Extracted text:
Fit Ridge and HuberRegressor on a dataset with outliers.

The example shows that the predictions in ridge are strongly influenced by the outliers present in the dataset. The Huber regressor is less influenced by the outliers since the model uses the linear loss for these. As the parameter epsilon is increased for the Huber regressor, the decision function approaches that of the ridge.

#### New to Plotly?
Plotly's Python library is free and open source! [Get started](https://plot.ly/python/getting-started/) by downloading the client and [reading the primer](https://plot.ly/python/getting-started/).
<br>You can set up Plotly to work in [online](https://plot.ly/python/getting-started/#initialization-for-online-plotting) or [offline](https://plot.ly/python/getting-started/#initialization-for-offline-plotting) mode, or in [jupyter notebooks](https://plot.ly/python/getting-started/#start-plotting-online).

Element box annotations:
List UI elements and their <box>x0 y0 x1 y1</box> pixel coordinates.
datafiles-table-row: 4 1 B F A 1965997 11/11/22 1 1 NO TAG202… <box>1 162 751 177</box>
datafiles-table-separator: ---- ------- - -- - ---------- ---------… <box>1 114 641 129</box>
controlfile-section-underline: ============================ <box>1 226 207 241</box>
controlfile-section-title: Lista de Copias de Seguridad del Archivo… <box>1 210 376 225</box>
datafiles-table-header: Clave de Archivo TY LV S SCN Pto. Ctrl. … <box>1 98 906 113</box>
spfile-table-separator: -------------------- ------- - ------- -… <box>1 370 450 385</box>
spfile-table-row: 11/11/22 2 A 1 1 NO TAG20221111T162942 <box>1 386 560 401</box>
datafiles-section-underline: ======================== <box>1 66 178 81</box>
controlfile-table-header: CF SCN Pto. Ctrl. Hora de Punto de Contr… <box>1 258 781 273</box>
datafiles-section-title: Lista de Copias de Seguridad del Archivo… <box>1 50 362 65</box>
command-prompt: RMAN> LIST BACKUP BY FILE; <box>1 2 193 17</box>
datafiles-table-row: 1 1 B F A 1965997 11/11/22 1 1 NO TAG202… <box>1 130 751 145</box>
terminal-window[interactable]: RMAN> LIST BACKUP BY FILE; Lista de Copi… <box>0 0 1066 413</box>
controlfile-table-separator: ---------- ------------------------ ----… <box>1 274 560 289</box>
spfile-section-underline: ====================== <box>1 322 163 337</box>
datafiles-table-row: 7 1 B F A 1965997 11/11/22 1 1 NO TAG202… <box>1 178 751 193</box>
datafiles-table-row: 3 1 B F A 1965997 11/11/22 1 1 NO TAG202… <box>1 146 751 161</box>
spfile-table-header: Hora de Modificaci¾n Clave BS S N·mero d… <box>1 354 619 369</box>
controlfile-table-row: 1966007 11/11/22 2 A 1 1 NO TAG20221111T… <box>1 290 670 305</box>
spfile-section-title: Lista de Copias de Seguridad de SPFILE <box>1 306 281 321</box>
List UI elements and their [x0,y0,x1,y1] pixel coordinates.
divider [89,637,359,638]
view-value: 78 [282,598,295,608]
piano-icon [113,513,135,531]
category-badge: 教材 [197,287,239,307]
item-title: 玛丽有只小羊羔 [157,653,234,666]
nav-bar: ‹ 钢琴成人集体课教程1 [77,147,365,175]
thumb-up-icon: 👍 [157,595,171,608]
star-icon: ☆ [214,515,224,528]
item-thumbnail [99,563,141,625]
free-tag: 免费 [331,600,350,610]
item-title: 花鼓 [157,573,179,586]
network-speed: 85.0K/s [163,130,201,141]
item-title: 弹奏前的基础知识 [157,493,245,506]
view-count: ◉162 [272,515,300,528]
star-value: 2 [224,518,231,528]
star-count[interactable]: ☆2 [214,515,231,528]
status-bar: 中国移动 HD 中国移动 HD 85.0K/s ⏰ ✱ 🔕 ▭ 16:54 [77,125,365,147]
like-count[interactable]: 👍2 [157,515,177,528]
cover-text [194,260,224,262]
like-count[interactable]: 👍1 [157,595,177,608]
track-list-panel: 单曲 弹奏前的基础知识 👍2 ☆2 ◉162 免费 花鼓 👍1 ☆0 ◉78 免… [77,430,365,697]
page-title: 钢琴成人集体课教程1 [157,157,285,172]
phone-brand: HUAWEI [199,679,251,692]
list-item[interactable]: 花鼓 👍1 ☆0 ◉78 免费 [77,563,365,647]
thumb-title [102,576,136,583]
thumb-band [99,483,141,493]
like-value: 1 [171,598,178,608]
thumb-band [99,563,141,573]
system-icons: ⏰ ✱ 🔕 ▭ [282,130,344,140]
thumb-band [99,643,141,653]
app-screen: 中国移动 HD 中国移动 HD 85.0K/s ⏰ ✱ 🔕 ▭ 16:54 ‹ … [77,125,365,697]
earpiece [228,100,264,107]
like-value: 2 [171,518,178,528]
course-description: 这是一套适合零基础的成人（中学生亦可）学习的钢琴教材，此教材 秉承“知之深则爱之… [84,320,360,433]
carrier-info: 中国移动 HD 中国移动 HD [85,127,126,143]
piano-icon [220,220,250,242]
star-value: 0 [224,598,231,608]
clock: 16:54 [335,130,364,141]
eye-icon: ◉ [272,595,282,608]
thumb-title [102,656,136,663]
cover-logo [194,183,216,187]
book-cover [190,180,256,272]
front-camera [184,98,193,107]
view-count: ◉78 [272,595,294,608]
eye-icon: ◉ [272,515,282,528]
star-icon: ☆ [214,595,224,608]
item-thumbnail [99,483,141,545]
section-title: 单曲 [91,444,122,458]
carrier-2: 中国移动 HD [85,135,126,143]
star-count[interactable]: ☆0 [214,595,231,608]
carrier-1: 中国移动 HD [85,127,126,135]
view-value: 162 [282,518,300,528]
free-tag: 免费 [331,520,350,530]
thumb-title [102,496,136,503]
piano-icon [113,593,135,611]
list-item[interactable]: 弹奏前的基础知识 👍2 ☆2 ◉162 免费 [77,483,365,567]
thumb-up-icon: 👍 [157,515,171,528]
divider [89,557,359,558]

Stated problem 1:
Answer these questions using the Huber regressor text:
(a) What loss does the Huber regressor use for the outliers?
(b) As epsilon is increased for the Huber regressor, what does its decision function approach?
(c) In what modes or environments can Plotly be set up to work?
Stated problem 2: Print the part of the Huber regressor text starting at "Fit Ridge and" and ending at "[reading the primer](https://plot.ly/python/getting-started/).".
Stated problem 3: Proceed with the Huber regressor text from the point where it stops.
None of the entries is needed for the tasks.

Written reply 1:
(a) The linear loss.
(b) The decision function of the ridge.
(c) Online mode, offline mode, or jupyter notebooks.

Written reply 2:
Fit Ridge and HuberRegressor on a dataset with outliers.

The example shows that the predictions in ridge are strongly influenced by the outliers present in the dataset. The Huber regressor is less influenced by the outliers since the model uses the linear loss for these. As the parameter epsilon is increased for the Huber regressor, the decision function approaches that of the ridge.

#### New to Plotly?
Plotly's Python library is free and open source! [Get started](https://plot.ly/python/getting-started/) by downloading the client and [reading the primer](https://plot.ly/python/getting-started/).

Written reply 3:
<br>We also have a quick-reference [cheatsheet](https://images.plot.ly/plotly-documentation/images/python_cheat_sheet.pdf) (new!) to help you get started!

### Version

In [1]:
import sklearn
sklearn.__version__

'0.18.1'

### Imports

This tutorial imports [make_regression](http://scikit-learn.org/stable/modules/generated/sklearn.datasets.make_regression.html#sklearn.datasets.make_regression), [HuberRegressor](http://scikit-learn.org/stable/modules/generated/sklearn.linear_model.HuberRegressor.html#sklearn.linear_model.HuberRegressor) and [Ridge](http://scikit-learn.org/stable/modules/generated/sklearn.linear_model.Ridge.html#sklearn.linear_model.Ridge).

In [2]:
print(__doc__)

import plotly.plotly as py
import plotly.graph_objs as go

import numpy as np
from sklearn.datasets import make_regression
from sklearn.linear_model import HuberRegressor, Ridge

Automatically created module for IPython interactive environment


### Calculations

In [3]:
# Generate toy data.
rng = np.random.RandomState(0)
X, y = make_regression(n_samples=20, n_features=1, random_state=0, noise=4.0,
                       bias=100.0)

# Add four strong outliers to the dataset.
X_outliers = rng.normal(0, 0.5, size=(4, 1))
y_outliers = rng.normal(0, 2.0, size=4)
X_outliers[:2, :] += X.max() + X.mean() / 4.
X_outliers[2:, :] += X.min() - X.mean() / 4.
y_outliers[:2] += y.min() - y.mean() / 4.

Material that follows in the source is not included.